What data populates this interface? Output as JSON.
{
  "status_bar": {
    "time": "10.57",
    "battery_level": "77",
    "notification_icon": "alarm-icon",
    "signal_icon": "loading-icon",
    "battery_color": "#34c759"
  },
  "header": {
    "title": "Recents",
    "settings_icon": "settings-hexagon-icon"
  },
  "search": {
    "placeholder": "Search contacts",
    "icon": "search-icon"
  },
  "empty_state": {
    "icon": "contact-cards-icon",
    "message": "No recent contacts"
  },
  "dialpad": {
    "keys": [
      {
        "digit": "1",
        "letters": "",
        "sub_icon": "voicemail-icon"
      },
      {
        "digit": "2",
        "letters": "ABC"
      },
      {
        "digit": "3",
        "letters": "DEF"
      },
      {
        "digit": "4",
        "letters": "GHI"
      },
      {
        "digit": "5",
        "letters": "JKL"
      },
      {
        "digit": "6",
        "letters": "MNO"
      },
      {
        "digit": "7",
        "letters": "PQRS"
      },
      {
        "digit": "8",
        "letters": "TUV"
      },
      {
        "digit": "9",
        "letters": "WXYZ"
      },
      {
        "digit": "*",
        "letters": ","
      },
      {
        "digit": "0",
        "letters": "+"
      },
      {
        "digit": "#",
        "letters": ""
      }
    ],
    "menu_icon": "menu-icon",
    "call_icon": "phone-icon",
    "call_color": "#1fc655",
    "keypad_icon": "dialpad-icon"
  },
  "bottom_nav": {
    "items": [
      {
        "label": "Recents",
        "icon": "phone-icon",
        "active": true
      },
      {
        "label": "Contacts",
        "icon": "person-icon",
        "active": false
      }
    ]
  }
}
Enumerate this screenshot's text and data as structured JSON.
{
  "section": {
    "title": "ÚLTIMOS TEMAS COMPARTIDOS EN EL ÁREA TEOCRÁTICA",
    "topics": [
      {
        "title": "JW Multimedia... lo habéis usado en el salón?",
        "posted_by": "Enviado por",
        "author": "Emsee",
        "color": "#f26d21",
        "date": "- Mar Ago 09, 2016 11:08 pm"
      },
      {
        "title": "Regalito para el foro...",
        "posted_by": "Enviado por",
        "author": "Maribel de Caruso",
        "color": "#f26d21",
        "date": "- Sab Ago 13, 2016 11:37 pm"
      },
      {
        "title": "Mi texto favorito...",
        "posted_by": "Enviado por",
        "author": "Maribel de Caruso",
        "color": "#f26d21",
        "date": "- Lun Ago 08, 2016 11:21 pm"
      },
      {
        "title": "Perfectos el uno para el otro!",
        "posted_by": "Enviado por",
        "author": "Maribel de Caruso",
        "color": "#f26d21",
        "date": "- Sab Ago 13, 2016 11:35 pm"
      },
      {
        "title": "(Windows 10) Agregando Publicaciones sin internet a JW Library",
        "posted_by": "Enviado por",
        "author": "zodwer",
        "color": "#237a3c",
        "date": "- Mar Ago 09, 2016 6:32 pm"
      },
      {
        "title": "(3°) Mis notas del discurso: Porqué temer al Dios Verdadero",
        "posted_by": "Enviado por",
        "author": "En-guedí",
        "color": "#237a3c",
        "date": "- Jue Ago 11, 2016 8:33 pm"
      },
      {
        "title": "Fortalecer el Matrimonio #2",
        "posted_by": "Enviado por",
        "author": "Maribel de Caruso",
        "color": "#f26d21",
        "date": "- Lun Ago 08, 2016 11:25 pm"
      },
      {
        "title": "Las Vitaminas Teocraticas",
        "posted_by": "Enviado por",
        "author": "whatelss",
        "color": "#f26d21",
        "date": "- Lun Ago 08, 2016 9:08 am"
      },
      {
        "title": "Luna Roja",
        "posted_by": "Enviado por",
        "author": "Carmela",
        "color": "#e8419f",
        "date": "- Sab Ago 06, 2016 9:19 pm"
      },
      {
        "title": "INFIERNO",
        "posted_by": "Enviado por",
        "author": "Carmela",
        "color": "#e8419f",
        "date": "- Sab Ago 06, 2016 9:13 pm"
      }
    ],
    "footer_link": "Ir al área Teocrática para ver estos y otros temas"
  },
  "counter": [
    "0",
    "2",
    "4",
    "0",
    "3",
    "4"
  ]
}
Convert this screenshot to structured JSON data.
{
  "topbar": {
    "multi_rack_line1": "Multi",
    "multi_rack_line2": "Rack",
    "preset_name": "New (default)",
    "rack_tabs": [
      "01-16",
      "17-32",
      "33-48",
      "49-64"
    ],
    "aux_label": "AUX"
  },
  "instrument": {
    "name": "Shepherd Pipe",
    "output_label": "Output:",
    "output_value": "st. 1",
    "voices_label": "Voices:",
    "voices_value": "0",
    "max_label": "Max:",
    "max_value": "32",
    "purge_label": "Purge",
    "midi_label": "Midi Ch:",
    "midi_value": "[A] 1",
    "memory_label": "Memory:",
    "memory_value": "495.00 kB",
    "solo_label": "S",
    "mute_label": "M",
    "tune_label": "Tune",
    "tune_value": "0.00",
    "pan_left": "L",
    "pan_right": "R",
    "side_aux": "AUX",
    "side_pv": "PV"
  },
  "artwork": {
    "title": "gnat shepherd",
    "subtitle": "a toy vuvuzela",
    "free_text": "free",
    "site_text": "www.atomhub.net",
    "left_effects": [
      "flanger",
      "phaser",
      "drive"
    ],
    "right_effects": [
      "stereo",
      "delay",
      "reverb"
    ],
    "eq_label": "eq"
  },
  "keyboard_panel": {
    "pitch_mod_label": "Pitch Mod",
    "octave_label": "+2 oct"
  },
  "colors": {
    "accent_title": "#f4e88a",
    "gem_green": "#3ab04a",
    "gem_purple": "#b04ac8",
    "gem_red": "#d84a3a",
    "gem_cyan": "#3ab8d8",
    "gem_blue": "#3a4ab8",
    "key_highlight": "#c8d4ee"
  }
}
★ ★ ★ ★
Task statement →
Write the material out again in its entirety, exactly as shown.

Output of the exercise →
What data populates this interface? Output as JSON.
{
  "status_bar": {
    "time": "10.57",
    "battery_level": "77",
    "notification_icon": "alarm-icon",
    "signal_icon": "loading-icon",
    "battery_color": "#34c759"
  },
  "header": {
    "title": "Recents",
    "settings_icon": "settings-hexagon-icon"
  },
  "search": {
    "placeholder": "Search contacts",
    "icon": "search-icon"
  },
  "empty_state": {
    "icon": "contact-cards-icon",
    "message": "No recent contacts"
  },
  "dialpad": {
    "keys": [
      {
        "digit": "1",
        "letters": "",
        "sub_icon": "voicemail-icon"
      },
      {
        "digit": "2",
        "letters": "ABC"
      },
      {
        "digit": "3",
        "letters": "DEF"
      },
      {
        "digit": "4",
        "letters": "GHI"
      },
      {
        "digit": "5",
        "letters": "JKL"
      },
      {
        "digit": "6",
        "letters": "MNO"
      },
      {
        "digit": "7",
        "letters": "PQRS"
      },
      {
        "digit": "8",
        "letters": "TUV"
      },
      {
        "digit": "9",
        "letters": "WXYZ"
      },
      {
        "digit": "*",
        "letters": ","
      },
      {
        "digit": "0",
        "letters": "+"
      },
      {
        "digit": "#",
        "letters": ""
      }
    ],
    "menu_icon": "menu-icon",
    "call_icon": "phone-icon",
    "call_color": "#1fc655",
    "keypad_icon": "dialpad-icon"
  },
  "bottom_nav": {
    "items": [
      {
        "label": "Recents",
        "icon": "phone-icon",
        "active": true
      },
      {
        "label": "Contacts",
        "icon": "person-icon",
        "active": false
      }
    ]
  }
}
Enumerate this screenshot's text and data as structured JSON.
{
  "section": {
    "title": "ÚLTIMOS TEMAS COMPARTIDOS EN EL ÁREA TEOCRÁTICA",
    "topics": [
      {
        "title": "JW Multimedia... lo habéis usado en el salón?",
        "posted_by": "Enviado por",
        "author": "Emsee",
        "color": "#f26d21",
        "date": "- Mar Ago 09, 2016 11:08 pm"
      },
      {
        "title": "Regalito para el foro...",
        "posted_by": "Enviado por",
        "author": "Maribel de Caruso",
        "color": "#f26d21",
        "date": "- Sab Ago 13, 2016 11:37 pm"
      },
      {
        "title": "Mi texto favorito...",
        "posted_by": "Enviado por",
        "author": "Maribel de Caruso",
        "color": "#f26d21",
        "date": "- Lun Ago 08, 2016 11:21 pm"
      },
      {
        "title": "Perfectos el uno para el otro!",
        "posted_by": "Enviado por",
        "author": "Maribel de Caruso",
        "color": "#f26d21",
        "date": "- Sab Ago 13, 2016 11:35 pm"
      },
      {
        "title": "(Windows 10) Agregando Publicaciones sin internet a JW Library",
        "posted_by": "Enviado por",
        "author": "zodwer",
        "color": "#237a3c",
        "date": "- Mar Ago 09, 2016 6:32 pm"
      },
      {
        "title": "(3°) Mis notas del discurso: Porqué temer al Dios Verdadero",
        "posted_by": "Enviado por",
        "author": "En-guedí",
        "color": "#237a3c",
        "date": "- Jue Ago 11, 2016 8:33 pm"
      },
      {
        "title": "Fortalecer el Matrimonio #2",
        "posted_by": "Enviado por",
        "author": "Maribel de Caruso",
        "color": "#f26d21",
        "date": "- Lun Ago 08, 2016 11:25 pm"
      },
      {
        "title": "Las Vitaminas Teocraticas",
        "posted_by": "Enviado por",
        "author": "whatelss",
        "color": "#f26d21",
        "date": "- Lun Ago 08, 2016 9:08 am"
      },
      {
        "title": "Luna Roja",
        "posted_by": "Enviado por",
        "author": "Carmela",
        "color": "#e8419f",
        "date": "- Sab Ago 06, 2016 9:19 pm"
      },
      {
        "title": "INFIERNO",
        "posted_by": "Enviado por",
        "author": "Carmela",
        "color": "#e8419f",
        "date": "- Sab Ago 06, 2016 9:13 pm"
      }
    ],
    "footer_link": "Ir al área Teocrática para ver estos y otros temas"
  },
  "counter": [
    "0",
    "2",
    "4",
    "0",
    "3",
    "4"
  ]
}
Convert this screenshot to structured JSON data.
{
  "topbar": {
    "multi_rack_line1": "Multi",
    "multi_rack_line2": "Rack",
    "preset_name": "New (default)",
    "rack_tabs": [
      "01-16",
      "17-32",
      "33-48",
      "49-64"
    ],
    "aux_label": "AUX"
  },
  "instrument": {
    "name": "Shepherd Pipe",
    "output_label": "Output:",
    "output_value": "st. 1",
    "voices_label": "Voices:",
    "voices_value": "0",
    "max_label": "Max:",
    "max_value": "32",
    "purge_label": "Purge",
    "midi_label": "Midi Ch:",
    "midi_value": "[A] 1",
    "memory_label": "Memory:",
    "memory_value": "495.00 kB",
    "solo_label": "S",
    "mute_label": "M",
    "tune_label": "Tune",
    "tune_value": "0.00",
    "pan_left": "L",
    "pan_right": "R",
    "side_aux": "AUX",
    "side_pv": "PV"
  },
  "artwork": {
    "title": "gnat shepherd",
    "subtitle": "a toy vuvuzela",
    "free_text": "free",
    "site_text": "www.atomhub.net",
    "left_effects": [
      "flanger",
      "phaser",
      "drive"
    ],
    "right_effects": [
      "stereo",
      "delay",
      "reverb"
    ],
    "eq_label": "eq"
  },
  "keyboard_panel": {
    "pitch_mod_label": "Pitch Mod",
    "octave_label": "+2 oct"
  },
  "colors": {
    "accent_title": "#f4e88a",
    "gem_green": "#3ab04a",
    "gem_purple": "#b04ac8",
    "gem_red": "#d84a3a",
    "gem_cyan": "#3ab8d8",
    "gem_blue": "#3a4ab8",
    "key_highlight": "#c8d4ee"
  }
}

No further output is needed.